- **Written exercise**:
An exact copy of every record is needed.

(Entries from a dataset)
--

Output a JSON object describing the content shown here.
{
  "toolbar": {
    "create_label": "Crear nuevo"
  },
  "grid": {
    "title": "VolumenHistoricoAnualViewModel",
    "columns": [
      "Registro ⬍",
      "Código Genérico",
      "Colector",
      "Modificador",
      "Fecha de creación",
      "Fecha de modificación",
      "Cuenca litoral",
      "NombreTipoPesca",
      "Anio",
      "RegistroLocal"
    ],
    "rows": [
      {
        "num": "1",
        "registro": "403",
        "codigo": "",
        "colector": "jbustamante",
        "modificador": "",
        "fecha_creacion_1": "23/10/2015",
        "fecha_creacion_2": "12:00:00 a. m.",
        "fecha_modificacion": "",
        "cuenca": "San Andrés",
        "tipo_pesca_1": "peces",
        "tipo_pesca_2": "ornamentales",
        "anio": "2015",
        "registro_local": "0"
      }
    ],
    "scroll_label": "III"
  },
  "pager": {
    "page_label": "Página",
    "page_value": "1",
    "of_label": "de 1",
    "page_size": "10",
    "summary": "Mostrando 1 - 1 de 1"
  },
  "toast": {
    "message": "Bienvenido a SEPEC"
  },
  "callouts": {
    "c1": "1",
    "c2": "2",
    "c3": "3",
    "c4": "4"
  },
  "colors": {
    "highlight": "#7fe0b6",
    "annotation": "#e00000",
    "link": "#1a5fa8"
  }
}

--

- **Final answer**:
Output a JSON object describing the content shown here.
{
  "toolbar": {
    "create_label": "Crear nuevo"
  },
  "grid": {
    "title": "VolumenHistoricoAnualViewModel",
    "columns": [
      "Registro ⬍",
      "Código Genérico",
      "Colector",
      "Modificador",
      "Fecha de creación",
      "Fecha de modificación",
      "Cuenca litoral",
      "NombreTipoPesca",
      "Anio",
      "RegistroLocal"
    ],
    "rows": [
      {
        "num": "1",
        "registro": "403",
        "codigo": "",
        "colector": "jbustamante",
        "modificador": "",
        "fecha_creacion_1": "23/10/2015",
        "fecha_creacion_2": "12:00:00 a. m.",
        "fecha_modificacion": "",
        "cuenca": "San Andrés",
        "tipo_pesca_1": "peces",
        "tipo_pesca_2": "ornamentales",
        "anio": "2015",
        "registro_local": "0"
      }
    ],
    "scroll_label": "III"
  },
  "pager": {
    "page_label": "Página",
    "page_value": "1",
    "of_label": "de 1",
    "page_size": "10",
    "summary": "Mostrando 1 - 1 de 1"
  },
  "toast": {
    "message": "Bienvenido a SEPEC"
  },
  "callouts": {
    "c1": "1",
    "c2": "2",
    "c3": "3",
    "c4": "4"
  },
  "colors": {
    "highlight": "#7fe0b6",
    "annotation": "#e00000",
    "link": "#1a5fa8"
  }
}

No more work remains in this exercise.